Locate all lines in the data below that hold "Description" and show them.
%%
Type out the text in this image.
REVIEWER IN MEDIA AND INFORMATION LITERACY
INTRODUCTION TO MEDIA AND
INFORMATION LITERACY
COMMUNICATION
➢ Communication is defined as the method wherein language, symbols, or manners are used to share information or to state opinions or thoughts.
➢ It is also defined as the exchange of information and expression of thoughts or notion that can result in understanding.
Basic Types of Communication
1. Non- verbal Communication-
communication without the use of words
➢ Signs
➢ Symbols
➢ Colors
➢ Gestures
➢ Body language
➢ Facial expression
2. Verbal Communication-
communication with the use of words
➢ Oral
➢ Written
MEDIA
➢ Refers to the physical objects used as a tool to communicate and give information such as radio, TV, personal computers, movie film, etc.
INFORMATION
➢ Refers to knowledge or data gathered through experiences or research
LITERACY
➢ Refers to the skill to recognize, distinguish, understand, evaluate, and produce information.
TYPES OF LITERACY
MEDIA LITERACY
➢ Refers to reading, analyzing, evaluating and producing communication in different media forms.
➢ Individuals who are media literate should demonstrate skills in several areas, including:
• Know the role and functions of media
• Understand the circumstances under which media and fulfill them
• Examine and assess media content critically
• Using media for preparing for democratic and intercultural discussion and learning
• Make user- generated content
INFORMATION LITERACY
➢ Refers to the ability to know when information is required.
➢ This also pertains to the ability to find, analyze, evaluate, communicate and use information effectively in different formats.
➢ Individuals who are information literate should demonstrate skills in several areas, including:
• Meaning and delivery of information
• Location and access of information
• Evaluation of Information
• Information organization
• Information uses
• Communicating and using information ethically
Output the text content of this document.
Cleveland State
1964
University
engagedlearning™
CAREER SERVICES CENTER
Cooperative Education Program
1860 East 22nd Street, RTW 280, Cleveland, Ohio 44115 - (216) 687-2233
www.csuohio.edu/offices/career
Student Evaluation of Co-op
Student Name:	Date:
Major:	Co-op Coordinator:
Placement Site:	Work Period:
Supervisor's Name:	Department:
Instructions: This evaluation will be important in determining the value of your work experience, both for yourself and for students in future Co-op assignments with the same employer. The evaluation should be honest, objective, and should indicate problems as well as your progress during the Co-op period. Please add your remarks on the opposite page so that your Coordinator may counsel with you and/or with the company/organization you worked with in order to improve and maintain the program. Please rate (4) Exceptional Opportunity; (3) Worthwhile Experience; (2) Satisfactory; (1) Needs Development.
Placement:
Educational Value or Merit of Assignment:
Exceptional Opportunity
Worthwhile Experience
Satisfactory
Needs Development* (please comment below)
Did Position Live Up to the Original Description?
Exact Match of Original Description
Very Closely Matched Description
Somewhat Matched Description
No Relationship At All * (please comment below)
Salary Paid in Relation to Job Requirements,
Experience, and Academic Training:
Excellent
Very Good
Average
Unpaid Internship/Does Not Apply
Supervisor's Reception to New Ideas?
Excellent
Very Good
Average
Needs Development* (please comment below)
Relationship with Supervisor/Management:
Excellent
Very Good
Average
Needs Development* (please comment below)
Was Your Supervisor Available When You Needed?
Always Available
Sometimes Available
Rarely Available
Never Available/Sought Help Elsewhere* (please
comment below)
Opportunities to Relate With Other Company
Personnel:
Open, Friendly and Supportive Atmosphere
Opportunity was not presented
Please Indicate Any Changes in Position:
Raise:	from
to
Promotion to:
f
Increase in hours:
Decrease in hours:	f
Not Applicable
%%
%%
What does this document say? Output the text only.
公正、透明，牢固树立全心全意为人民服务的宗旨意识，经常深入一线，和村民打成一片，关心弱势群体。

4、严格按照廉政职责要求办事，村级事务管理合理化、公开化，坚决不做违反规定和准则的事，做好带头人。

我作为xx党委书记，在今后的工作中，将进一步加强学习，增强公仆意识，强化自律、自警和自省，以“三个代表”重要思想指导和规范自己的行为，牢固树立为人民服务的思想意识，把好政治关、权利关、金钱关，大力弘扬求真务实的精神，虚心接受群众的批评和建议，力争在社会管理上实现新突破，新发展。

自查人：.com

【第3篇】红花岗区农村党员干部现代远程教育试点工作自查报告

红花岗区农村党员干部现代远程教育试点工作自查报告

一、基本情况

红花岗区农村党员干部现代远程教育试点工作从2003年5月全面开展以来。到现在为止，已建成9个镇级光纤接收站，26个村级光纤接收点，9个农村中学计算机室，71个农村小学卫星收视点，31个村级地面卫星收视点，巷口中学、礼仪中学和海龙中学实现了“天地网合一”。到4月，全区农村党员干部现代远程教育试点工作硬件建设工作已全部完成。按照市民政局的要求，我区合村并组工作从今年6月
%%
%%
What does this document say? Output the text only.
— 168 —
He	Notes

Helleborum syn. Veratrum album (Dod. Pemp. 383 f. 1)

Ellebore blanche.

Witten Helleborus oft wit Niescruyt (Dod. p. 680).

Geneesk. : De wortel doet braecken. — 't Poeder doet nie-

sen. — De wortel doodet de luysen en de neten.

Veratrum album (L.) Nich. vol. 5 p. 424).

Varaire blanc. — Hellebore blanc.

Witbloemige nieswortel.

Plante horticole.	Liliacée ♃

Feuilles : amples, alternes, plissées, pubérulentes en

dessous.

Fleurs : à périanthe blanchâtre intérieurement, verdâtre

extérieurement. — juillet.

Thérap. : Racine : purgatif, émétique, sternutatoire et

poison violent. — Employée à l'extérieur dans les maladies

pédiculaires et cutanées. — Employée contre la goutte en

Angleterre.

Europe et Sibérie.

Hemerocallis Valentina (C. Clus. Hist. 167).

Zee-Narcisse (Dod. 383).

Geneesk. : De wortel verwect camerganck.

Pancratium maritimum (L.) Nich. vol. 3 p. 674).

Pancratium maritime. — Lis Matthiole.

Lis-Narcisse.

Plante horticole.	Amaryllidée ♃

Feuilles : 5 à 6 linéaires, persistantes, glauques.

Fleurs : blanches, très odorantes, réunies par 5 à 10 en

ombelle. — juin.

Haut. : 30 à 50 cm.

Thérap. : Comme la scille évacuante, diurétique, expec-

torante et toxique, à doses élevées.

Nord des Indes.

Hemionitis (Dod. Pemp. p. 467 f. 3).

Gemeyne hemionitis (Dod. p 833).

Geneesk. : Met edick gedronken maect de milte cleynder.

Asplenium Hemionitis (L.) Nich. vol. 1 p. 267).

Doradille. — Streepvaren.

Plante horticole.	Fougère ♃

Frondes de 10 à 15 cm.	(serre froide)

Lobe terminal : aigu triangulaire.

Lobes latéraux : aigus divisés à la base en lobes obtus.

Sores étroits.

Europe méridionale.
%%
— EXERCISE RESPONSE —
Did Position Live Up to the Original Description?
Exact Match of Original Description
Very Closely Matched Description
Somewhat Matched Description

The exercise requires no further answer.